WRITTEN REQUEST → Leave out the pictures and copy each record below exactly.

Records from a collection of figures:
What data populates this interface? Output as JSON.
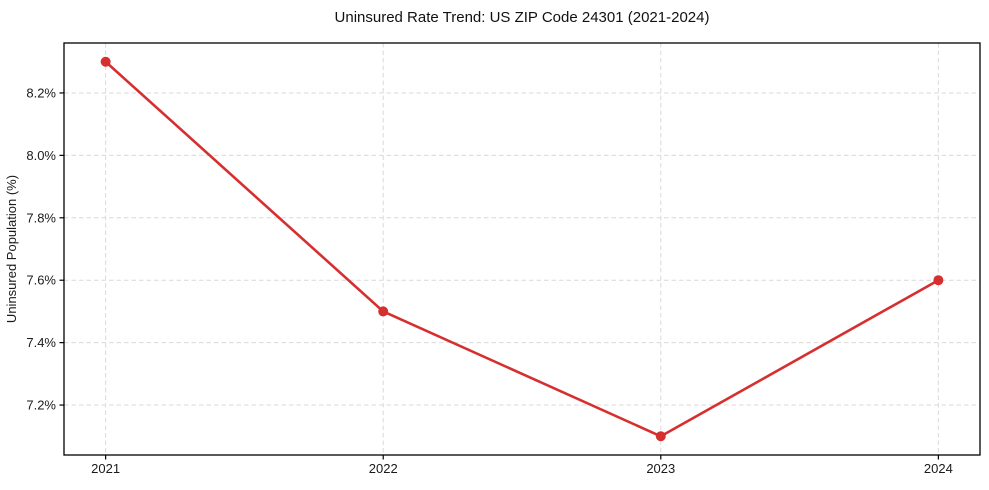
{
  "figure": {
    "background": "#ffffff"
  },
  "chart_data": {
    "type": "line",
    "title": "Uninsured Rate Trend: US ZIP Code 24301 (2021-2024)",
    "xlabel": "",
    "ylabel": "Uninsured Population (%)",
    "x": [
      2021,
      2022,
      2023,
      2024
    ],
    "x_tick_labels": [
      "2021",
      "2022",
      "2023",
      "2024"
    ],
    "values": [
      8.3,
      7.5,
      7.1,
      7.6
    ],
    "y_ticks": [
      7.2,
      7.4,
      7.6,
      7.8,
      8.0,
      8.2
    ],
    "y_tick_labels": [
      "7.2%",
      "7.4%",
      "7.6%",
      "7.8%",
      "8.0%",
      "8.2%"
    ],
    "xlim": [
      2020.85,
      2024.15
    ],
    "ylim": [
      7.04,
      8.36
    ],
    "grid": true,
    "grid_style": "dashed",
    "legend": false,
    "line_color": "#d62f2f",
    "marker": "circle",
    "grid_color": "#d9d9d9",
    "axis_color": "#000000",
    "text_color": "#1a1a1a"
  }
}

PROBLEM SOLUTION →
What data populates this interface? Output as JSON.
{
  "figure": {
    "background": "#ffffff"
  },
  "chart_data": {
    "type": "line",
    "title": "Uninsured Rate Trend: US ZIP Code 24301 (2021-2024)",
    "xlabel": "",
    "ylabel": "Uninsured Population (%)",
    "x": [
      2021,
      2022,
      2023,
      2024
    ],
    "x_tick_labels": [
      "2021",
      "2022",
      "2023",
      "2024"
    ],
    "values": [
      8.3,
      7.5,
      7.1,
      7.6
    ],
    "y_ticks": [
      7.2,
      7.4,
      7.6,
      7.8,
      8.0,
      8.2
    ],
    "y_tick_labels": [
      "7.2%",
      "7.4%",
      "7.6%",
      "7.8%",
      "8.0%",
      "8.2%"
    ],
    "xlim": [
      2020.85,
      2024.15
    ],
    "ylim": [
      7.04,
      8.36
    ],
    "grid": true,
    "grid_style": "dashed",
    "legend": false,
    "line_color": "#d62f2f",
    "marker": "circle",
    "grid_color": "#d9d9d9",
    "axis_color": "#000000",
    "text_color": "#1a1a1a"
  }
}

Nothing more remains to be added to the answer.